**Short task**
Please give the data below again in full, exactly as it stands.

**Stored rows**
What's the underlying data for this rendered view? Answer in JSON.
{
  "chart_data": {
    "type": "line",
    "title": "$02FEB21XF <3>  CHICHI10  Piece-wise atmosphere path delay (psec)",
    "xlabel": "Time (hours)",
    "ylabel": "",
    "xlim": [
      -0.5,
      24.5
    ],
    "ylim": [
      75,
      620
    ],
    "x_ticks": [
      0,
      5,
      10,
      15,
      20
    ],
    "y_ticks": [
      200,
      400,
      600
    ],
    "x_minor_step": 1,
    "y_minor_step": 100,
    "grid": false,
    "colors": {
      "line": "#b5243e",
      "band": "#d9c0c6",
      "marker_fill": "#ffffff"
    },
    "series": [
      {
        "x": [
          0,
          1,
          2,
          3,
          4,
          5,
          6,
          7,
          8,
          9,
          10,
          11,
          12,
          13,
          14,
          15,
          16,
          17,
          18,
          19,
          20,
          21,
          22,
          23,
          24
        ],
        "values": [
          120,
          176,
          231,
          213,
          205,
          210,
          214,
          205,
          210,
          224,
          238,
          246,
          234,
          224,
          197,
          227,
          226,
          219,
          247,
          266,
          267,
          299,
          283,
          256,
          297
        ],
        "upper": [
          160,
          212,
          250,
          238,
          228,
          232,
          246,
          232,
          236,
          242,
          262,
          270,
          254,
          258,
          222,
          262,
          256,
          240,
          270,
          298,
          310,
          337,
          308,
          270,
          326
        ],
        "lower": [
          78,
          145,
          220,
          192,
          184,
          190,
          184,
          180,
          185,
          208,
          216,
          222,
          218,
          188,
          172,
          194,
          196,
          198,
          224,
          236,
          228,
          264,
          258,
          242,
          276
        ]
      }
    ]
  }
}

**Result of this exercise**
What's the underlying data for this rendered view? Answer in JSON.
{
  "chart_data": {
    "type": "line",
    "title": "$02FEB21XF <3>  CHICHI10  Piece-wise atmosphere path delay (psec)",
    "xlabel": "Time (hours)",
    "ylabel": "",
    "xlim": [
      -0.5,
      24.5
    ],
    "ylim": [
      75,
      620
    ],
    "x_ticks": [
      0,
      5,
      10,
      15,
      20
    ],
    "y_ticks": [
      200,
      400,
      600
    ],
    "x_minor_step": 1,
    "y_minor_step": 100,
    "grid": false,
    "colors": {
      "line": "#b5243e",
      "band": "#d9c0c6",
      "marker_fill": "#ffffff"
    },
    "series": [
      {
        "x": [
          0,
          1,
          2,
          3,
          4,
          5,
          6,
          7,
          8,
          9,
          10,
          11,
          12,
          13,
          14,
          15,
          16,
          17,
          18,
          19,
          20,
          21,
          22,
          23,
          24
        ],
        "values": [
          120,
          176,
          231,
          213,
          205,
          210,
          214,
          205,
          210,
          224,
          238,
          246,
          234,
          224,
          197,
          227,
          226,
          219,
          247,
          266,
          267,
          299,
          283,
          256,
          297
        ],
        "upper": [
          160,
          212,
          250,
          238,
          228,
          232,
          246,
          232,
          236,
          242,
          262,
          270,
          254,
          258,
          222,
          262,
          256,
          240,
          270,
          298,
          310,
          337,
          308,
          270,
          326
        ],
        "lower": [
          78,
          145,
          220,
          192,
          184,
          190,
          184,
          180,
          185,
          208,
          216,
          222,
          218,
          188,
          172,
          194,
          196,
          198,
          224,
          236,
          228,
          264,
          258,
          242,
          276
        ]
      }
    ]
  }
}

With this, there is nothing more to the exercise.